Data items
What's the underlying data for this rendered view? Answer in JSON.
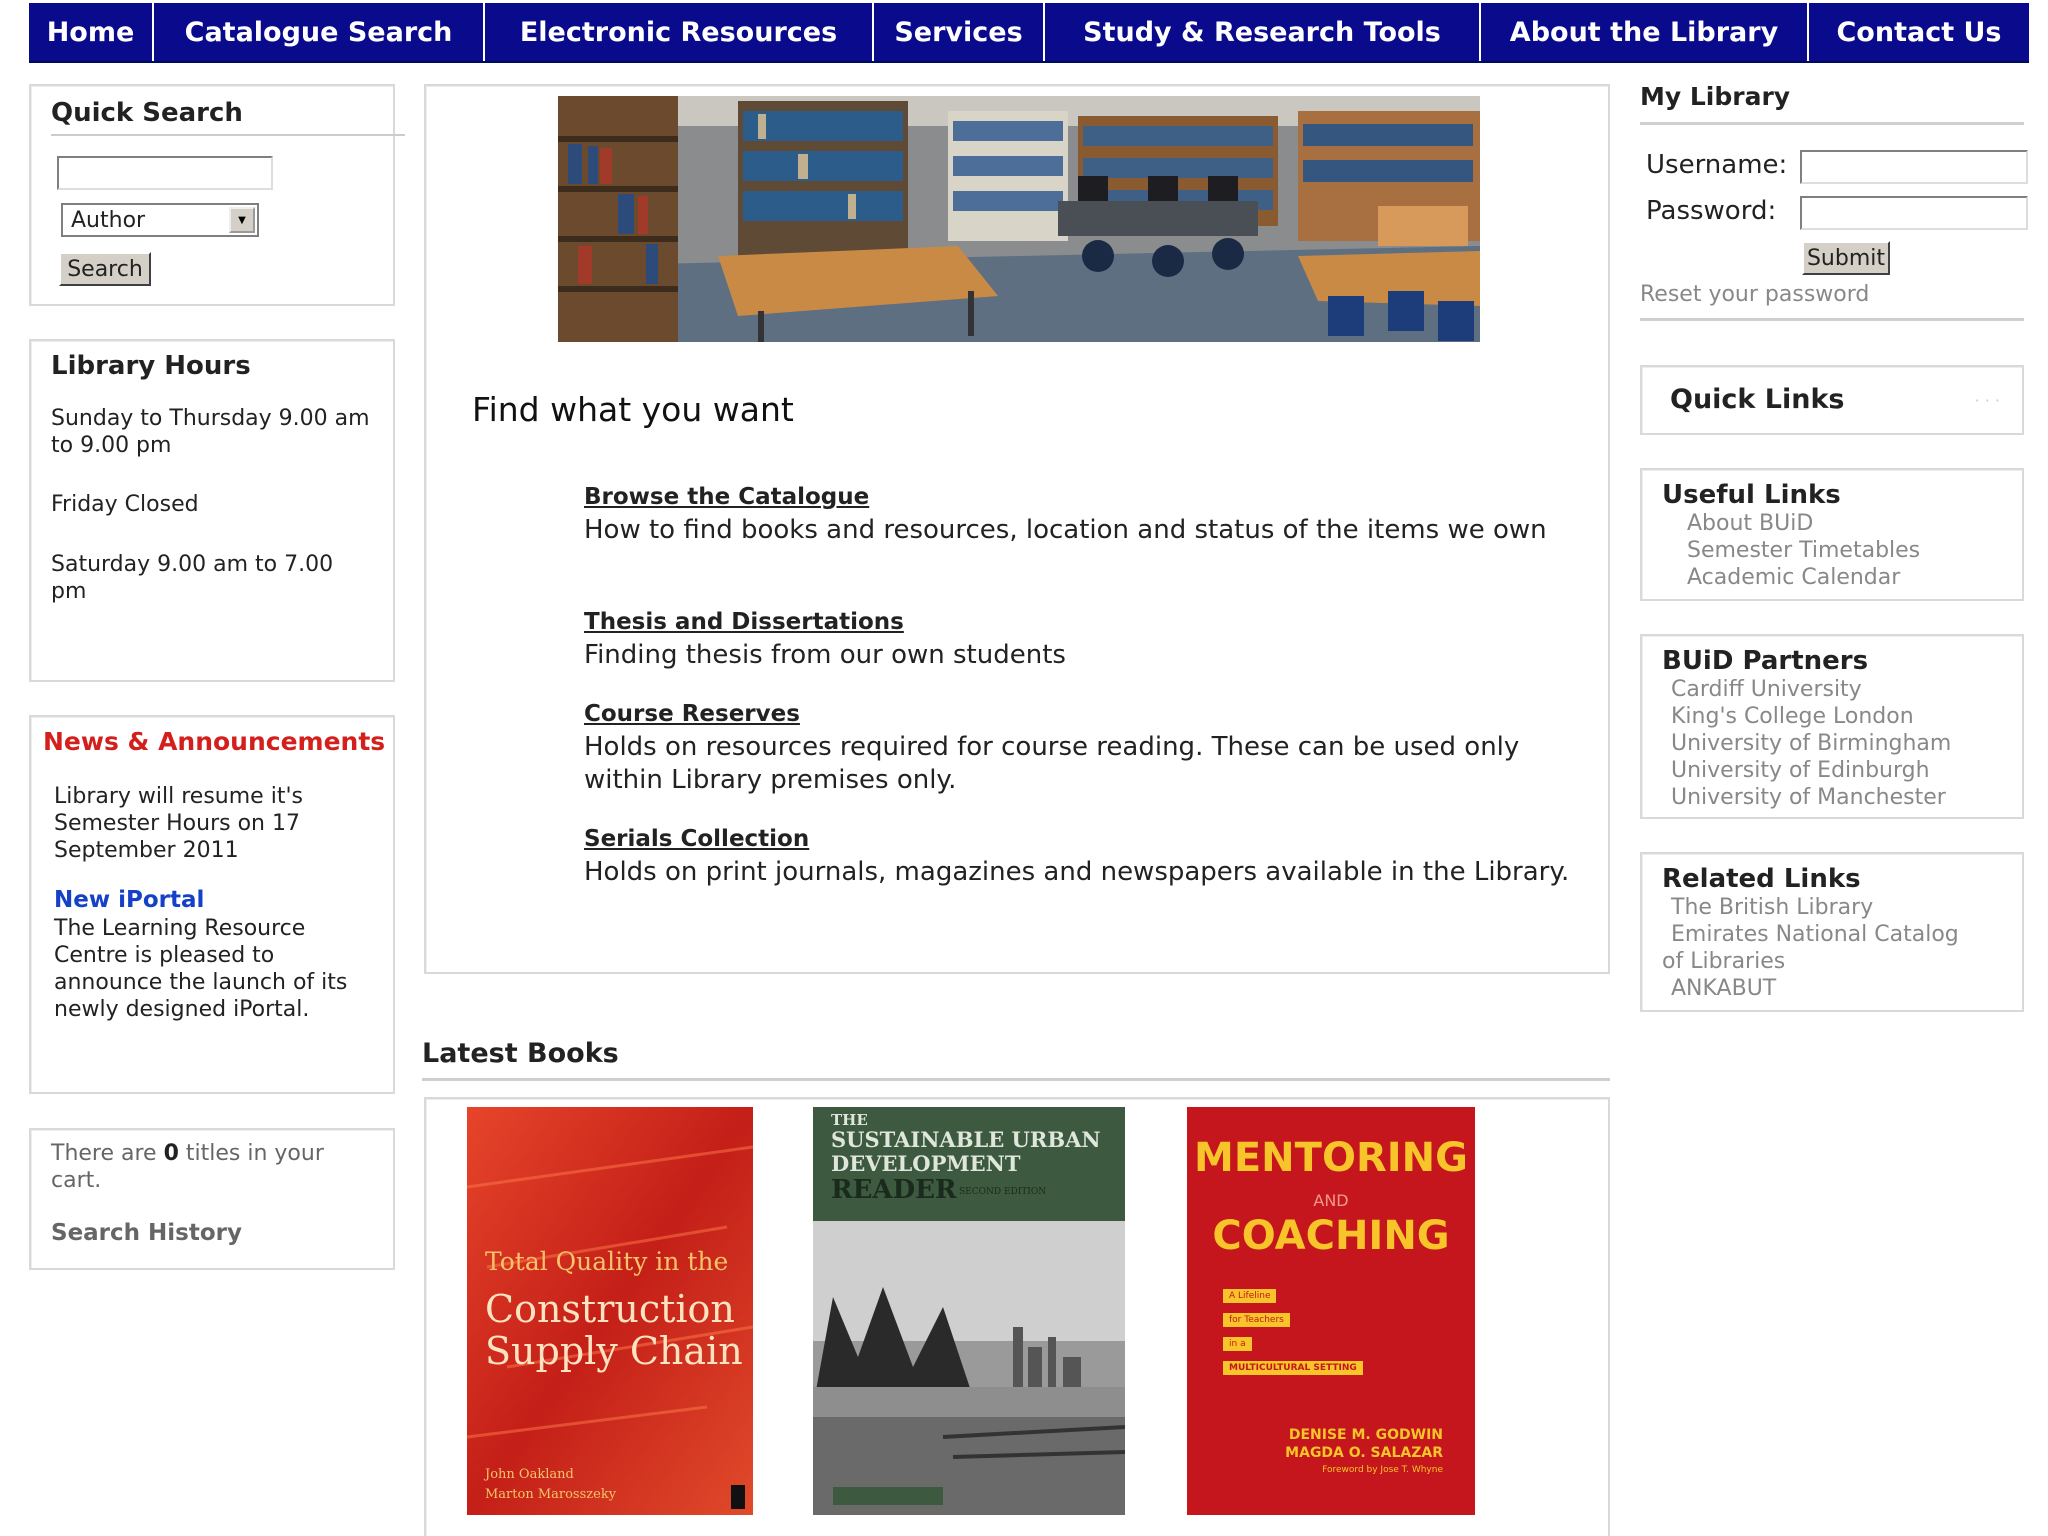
{
  "nav": {
    "items": [
      {
        "label": "Home"
      },
      {
        "label": "Catalogue Search"
      },
      {
        "label": "Electronic Resources"
      },
      {
        "label": "Services"
      },
      {
        "label": "Study & Research Tools"
      },
      {
        "label": "About the Library"
      },
      {
        "label": "Contact Us"
      }
    ],
    "bg_color": "#0a0a8c"
  },
  "quick_search": {
    "title": "Quick Search",
    "input_value": "",
    "select_value": "Author",
    "button_label": "Search"
  },
  "library_hours": {
    "title": "Library Hours",
    "lines": [
      "Sunday to Thursday 9.00 am to 9.00 pm",
      "Friday Closed",
      "Saturday 9.00 am to 7.00 pm"
    ]
  },
  "news": {
    "title": "News & Announcements",
    "title_color": "#d4201c",
    "item1_text": "Library will resume it's Semester Hours on 17 September 2011",
    "item2_title": "New iPortal",
    "item2_text": "The Learning Resource Centre is pleased to announce the launch of its newly designed iPortal."
  },
  "cart": {
    "prefix": "There are ",
    "count": "0",
    "suffix": " titles in your cart.",
    "search_history": "Search History"
  },
  "main": {
    "find_title": "Find what you want",
    "resources": [
      {
        "title": "Browse the Catalogue",
        "desc": "How to find books and resources, location and status of the items we own"
      },
      {
        "title": "Thesis and Dissertations",
        "desc": "Finding thesis from our own students"
      },
      {
        "title": "Course Reserves",
        "desc": "Holds on resources required for course reading. These can be used only within Library premises only."
      },
      {
        "title": "Serials Collection",
        "desc": "Holds on print journals, magazines and newspapers available in the Library."
      }
    ]
  },
  "latest_books": {
    "label": "Latest Books",
    "books": [
      {
        "title_line1": "Total Quality in the",
        "title_line2": "Construction",
        "title_line3": "Supply Chain",
        "authors": "John Oakland\nMarton Marosszeky"
      },
      {
        "top": "THE",
        "title_line1": "SUSTAINABLE URBAN",
        "title_line2": "DEVELOPMENT",
        "title_line3": "READER",
        "edition": "SECOND EDITION"
      },
      {
        "title_line1": "MENTORING",
        "and": "AND",
        "title_line2": "COACHING",
        "tags": [
          "A Lifeline",
          "for Teachers",
          "in a",
          "MULTICULTURAL SETTING"
        ],
        "authors_line1": "DENISE M. GODWIN",
        "authors_line2": "MAGDA O. SALAZAR",
        "foreword": "Foreword by Jose T. Whyne"
      }
    ]
  },
  "my_library": {
    "title": "My Library",
    "username_label": "Username:",
    "password_label": "Password:",
    "submit_label": "Submit",
    "reset_label": "Reset your password"
  },
  "quick_links": {
    "title": "Quick Links"
  },
  "useful_links": {
    "title": "Useful Links",
    "items": [
      "About BUiD",
      "Semester Timetables",
      "Academic Calendar"
    ]
  },
  "buid_partners": {
    "title": "BUiD Partners",
    "items": [
      "Cardiff University",
      "King's College London",
      "University of Birmingham",
      "University of Edinburgh",
      "University of Manchester"
    ]
  },
  "related_links": {
    "title": "Related Links",
    "items": [
      "The British Library",
      "Emirates National Catalog",
      "of Libraries",
      "ANKABUT"
    ]
  }
}
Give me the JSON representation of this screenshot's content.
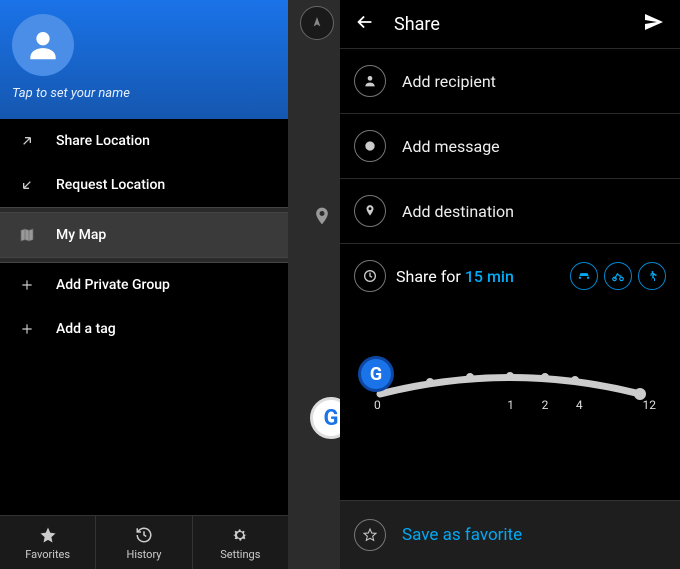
{
  "profile": {
    "tap_to_set": "Tap to set your name"
  },
  "menu": {
    "share_location": "Share Location",
    "request_location": "Request Location",
    "my_map": "My Map",
    "add_private_group": "Add Private Group",
    "add_tag": "Add a tag"
  },
  "bottom": {
    "favorites": "Favorites",
    "history": "History",
    "settings": "Settings"
  },
  "share": {
    "title": "Share",
    "add_recipient": "Add recipient",
    "add_message": "Add message",
    "add_destination": "Add destination",
    "share_for_prefix": "Share for ",
    "share_for_value": "15 min",
    "slider": {
      "l0": "0",
      "l1": "1",
      "l2": "2",
      "l4": "4",
      "l12": "12"
    },
    "save_favorite": "Save as favorite"
  }
}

§ Set exercise:
Each line holding "your" must be found and copied.

§ Written answer:
    "suffix": " titles in your cart.",
    "reset_label": "Reset your password"
    "tap_to_set": "Tap to set your name"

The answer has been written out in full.